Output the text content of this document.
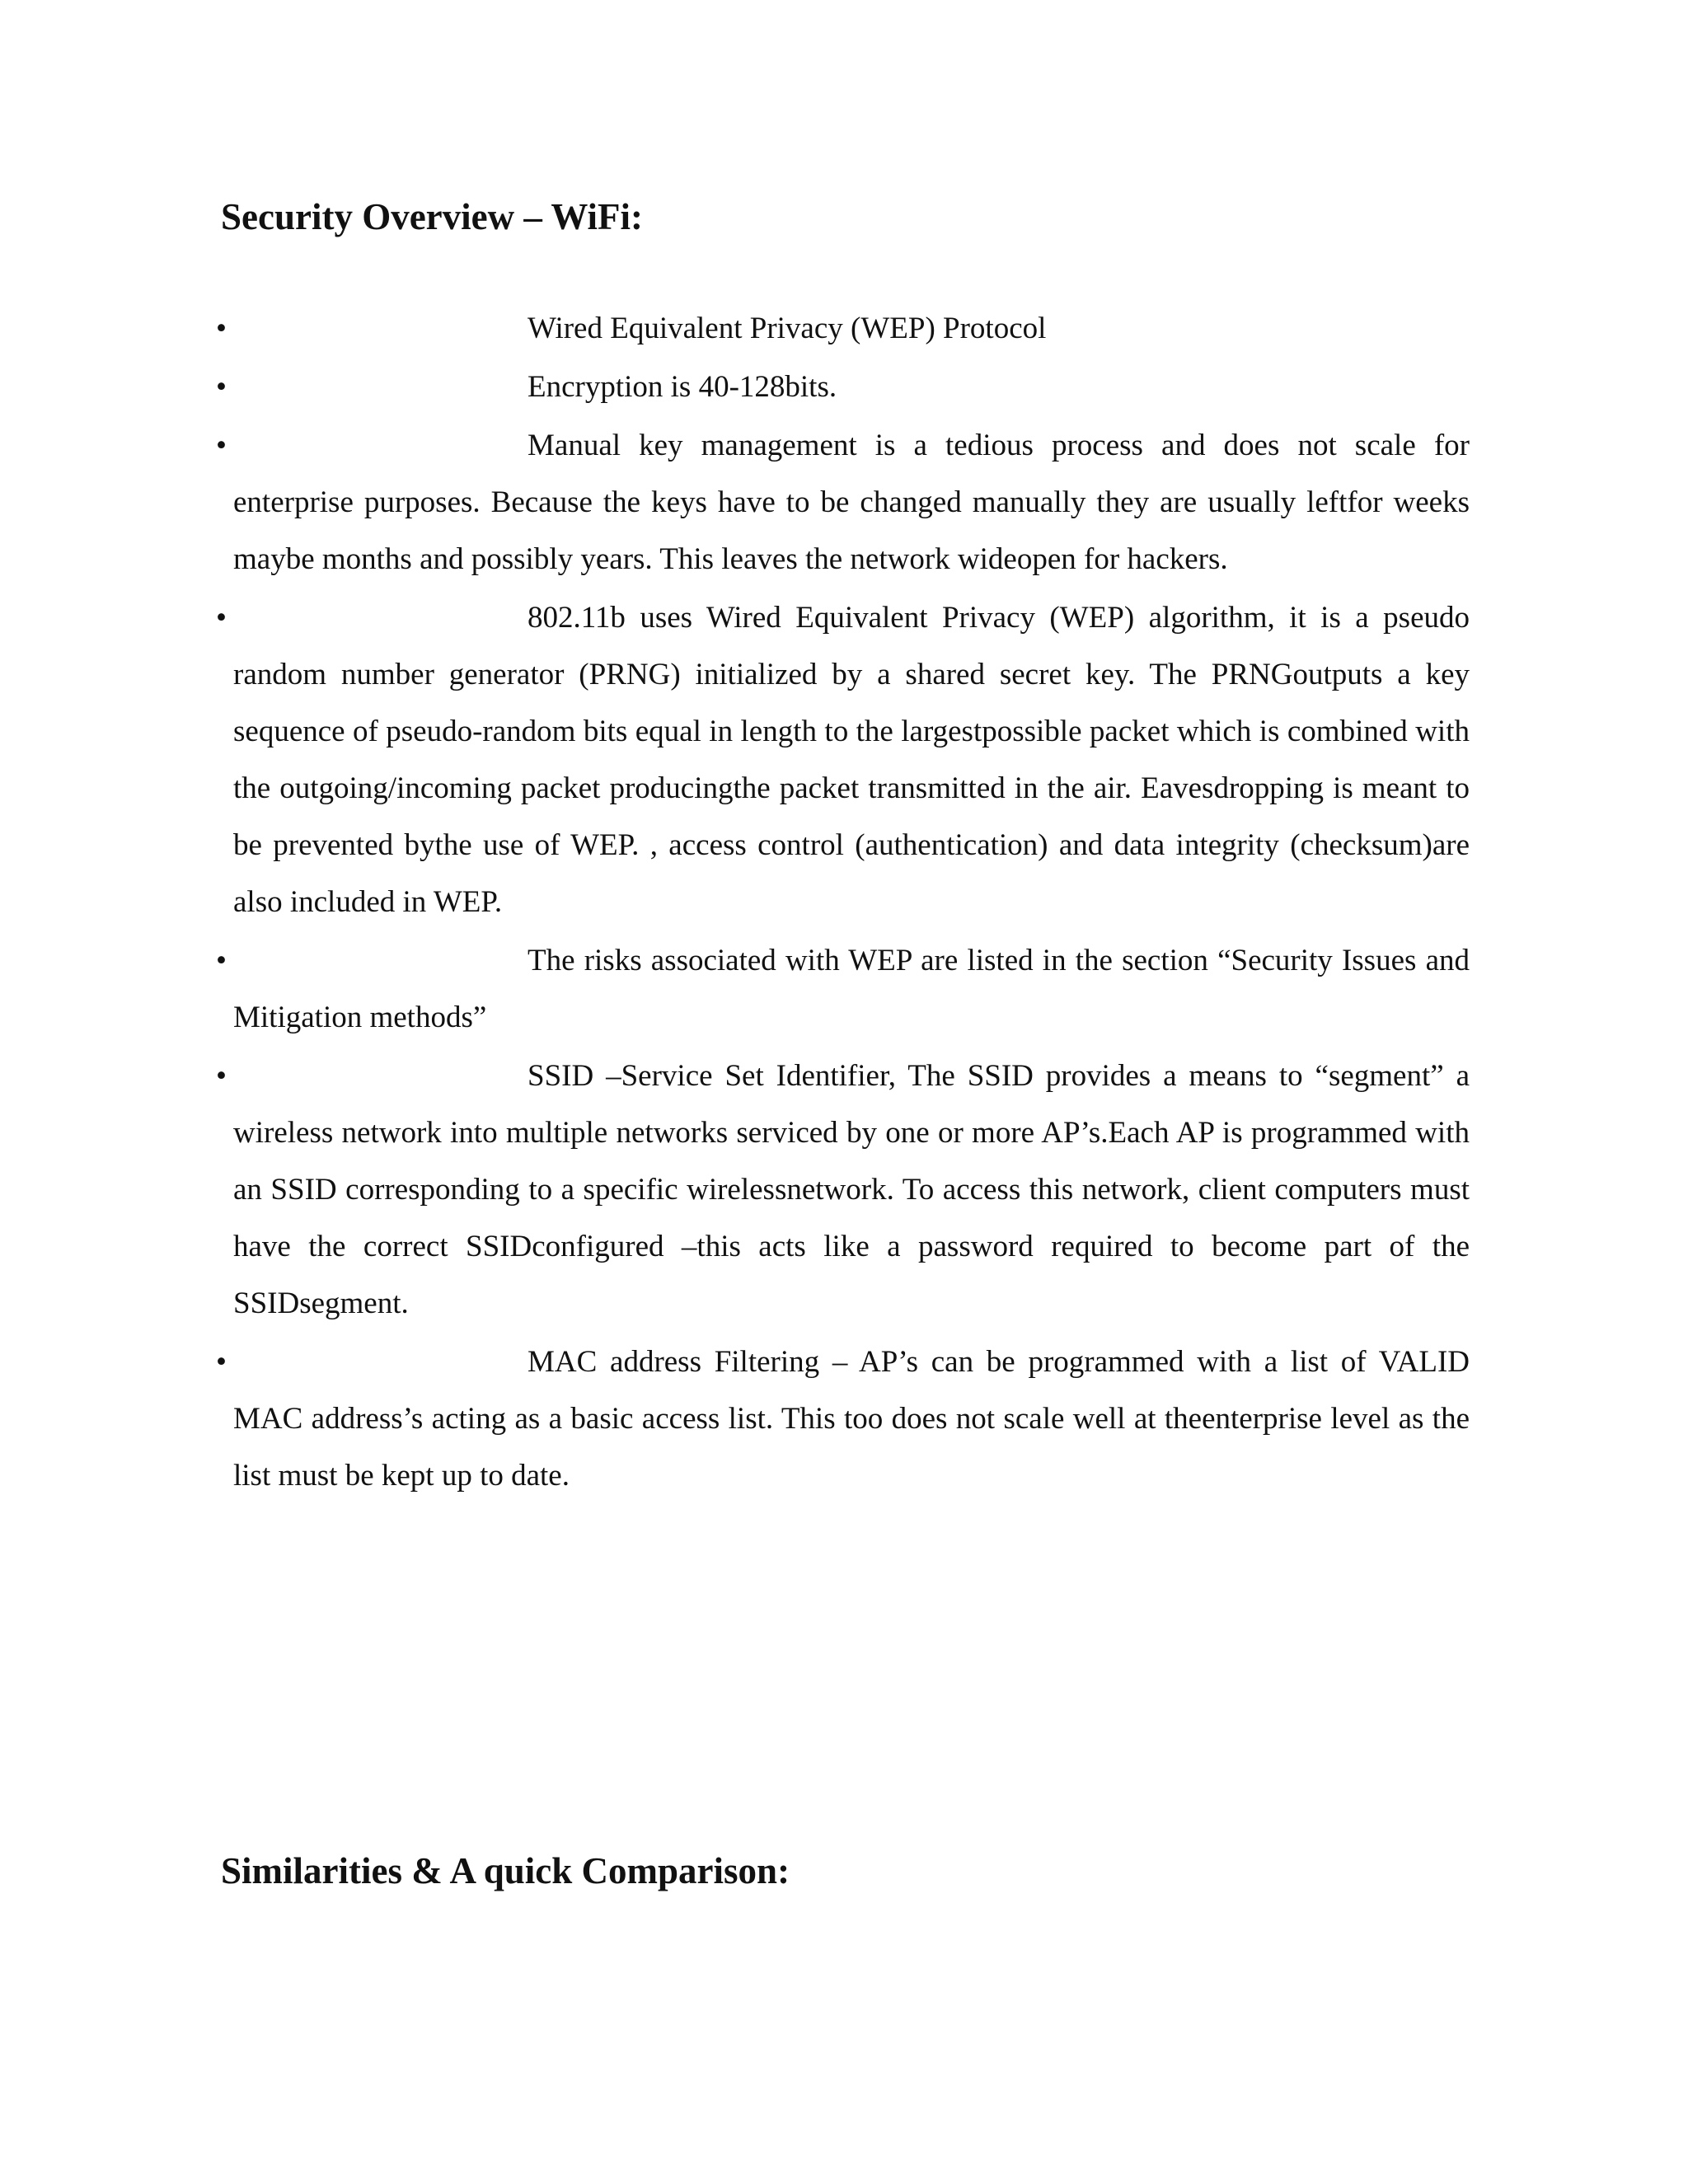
Security Overview – WiFi:
•	Wired Equivalent Privacy (WEP) Protocol
•	Encryption is 40-128bits.
•	Manual key management is a tedious process and does not scale for enterprise purposes. Because the keys have to be changed manually they are usually leftfor weeks maybe months and possibly years. This leaves the network wideopen for hackers.
•	802.11b uses Wired Equivalent Privacy (WEP) algorithm, it is a pseudo random number generator (PRNG) initialized by a shared secret key. The PRNGoutputs a key sequence of pseudo-random bits equal in length to the largestpossible packet which is combined with the outgoing/incoming packet producingthe packet transmitted in the air. Eavesdropping is meant to be prevented bythe use of WEP. , access control (authentication) and data integrity (checksum)are also included in WEP.
•	The risks associated with WEP are listed in the section “Security Issues and Mitigation methods”
•	SSID –Service Set Identifier, The SSID provides a means to “segment” a wireless network into multiple networks serviced by one or more AP’s.Each AP is programmed with an SSID corresponding to a specific wirelessnetwork. To access this network, client computers must have the correct SSIDconfigured –this acts like a password required to become part of the SSIDsegment.
•	MAC address Filtering – AP’s can be programmed with a list of VALID MAC address’s acting as a basic access list. This too does not scale well at theenterprise level as the list must be kept up to date.
Similarities & A quick Comparison:
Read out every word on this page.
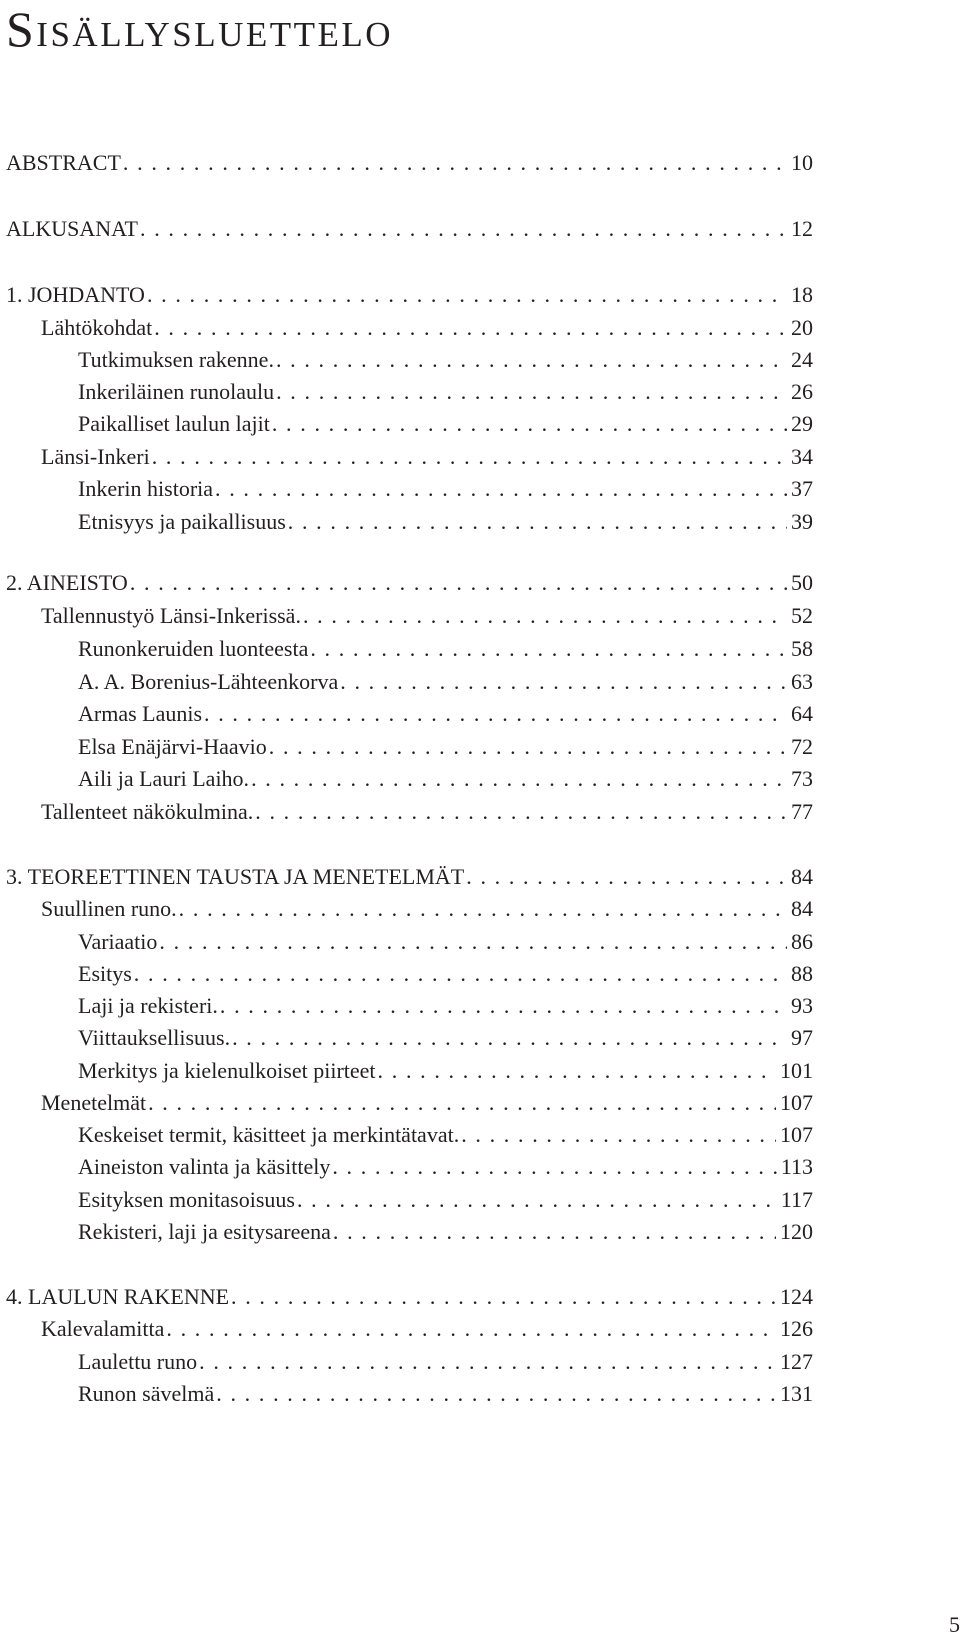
Sisällysluettelo
ABSTRACT . . .	10
ALKUSANAT . . .	12
1. JOHDANTO . . .	18
Lähtökohdat . . .	20
Tutkimuksen rakenne. . . .	24
Inkeriläinen runolaulu . . .	26
Paikalliset laulun lajit . . .	29
Länsi-Inkeri . . .	34
Inkerin historia . . .	37
Etnisyys ja paikallisuus . . .	39
2. AINEISTO . . .	50
Tallennustyö Länsi-Inkerissä. . . .	52
Runonkeruiden luonteesta . . .	58
A. A. Borenius-Lähteenkorva . . .	63
Armas Launis . . .	64
Elsa Enäjärvi-Haavio . . .	72
Aili ja Lauri Laiho. . . .	73
Tallenteet näkökulmina. . . .	77
3. TEOREETTINEN TAUSTA JA MENETELMÄT . . .	84
Suullinen runo. . . .	84
Variaatio . . .	86
Esitys . . .	88
Laji ja rekisteri. . . .	93
Viittauksellisuus. . . .	97
Merkitys ja kielenulkoiset piirteet . . .	101
Menetelmät . . .	107
Keskeiset termit, käsitteet ja merkintätavat. . . .	107
Aineiston valinta ja käsittely . . .	113
Esityksen monitasoisuus . . .	117
Rekisteri, laji ja esitysareena . . .	120
4. LAULUN RAKENNE . . .	124
Kalevalamitta . . .	126
Laulettu runo . . .	127
Runon sävelmä . . .	131
5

# Goal
Transcribe the full listing character for character. Pictures are excluded.

# Reply
Output the text content of this document.
Security Overview – WiFi:
•	Wired Equivalent Privacy (WEP) Protocol
•	Encryption is 40-128bits.
•	Manual key management is a tedious process and does not scale for enterprise purposes. Because the keys have to be changed manually they are usually leftfor weeks maybe months and possibly years. This leaves the network wideopen for hackers.
•	802.11b uses Wired Equivalent Privacy (WEP) algorithm, it is a pseudo random number generator (PRNG) initialized by a shared secret key. The PRNGoutputs a key sequence of pseudo-random bits equal in length to the largestpossible packet which is combined with the outgoing/incoming packet producingthe packet transmitted in the air. Eavesdropping is meant to be prevented bythe use of WEP. , access control (authentication) and data integrity (checksum)are also included in WEP.
•	The risks associated with WEP are listed in the section “Security Issues and Mitigation methods”
•	SSID –Service Set Identifier, The SSID provides a means to “segment” a wireless network into multiple networks serviced by one or more AP’s.Each AP is programmed with an SSID corresponding to a specific wirelessnetwork. To access this network, client computers must have the correct SSIDconfigured –this acts like a password required to become part of the SSIDsegment.
•	MAC address Filtering – AP’s can be programmed with a list of VALID MAC address’s acting as a basic access list. This too does not scale well at theenterprise level as the list must be kept up to date.
Similarities & A quick Comparison:
Read out every word on this page.
Sisällysluettelo
ABSTRACT . . .	10
ALKUSANAT . . .	12
1. JOHDANTO . . .	18
Lähtökohdat . . .	20
Tutkimuksen rakenne. . . .	24
Inkeriläinen runolaulu . . .	26
Paikalliset laulun lajit . . .	29
Länsi-Inkeri . . .	34
Inkerin historia . . .	37
Etnisyys ja paikallisuus . . .	39
2. AINEISTO . . .	50
Tallennustyö Länsi-Inkerissä. . . .	52
Runonkeruiden luonteesta . . .	58
A. A. Borenius-Lähteenkorva . . .	63
Armas Launis . . .	64
Elsa Enäjärvi-Haavio . . .	72
Aili ja Lauri Laiho. . . .	73
Tallenteet näkökulmina. . . .	77
3. TEOREETTINEN TAUSTA JA MENETELMÄT . . .	84
Suullinen runo. . . .	84
Variaatio . . .	86
Esitys . . .	88
Laji ja rekisteri. . . .	93
Viittauksellisuus. . . .	97
Merkitys ja kielenulkoiset piirteet . . .	101
Menetelmät . . .	107
Keskeiset termit, käsitteet ja merkintätavat. . . .	107
Aineiston valinta ja käsittely . . .	113
Esityksen monitasoisuus . . .	117
Rekisteri, laji ja esitysareena . . .	120
4. LAULUN RAKENNE . . .	124
Kalevalamitta . . .	126
Laulettu runo . . .	127
Runon sävelmä . . .	131
5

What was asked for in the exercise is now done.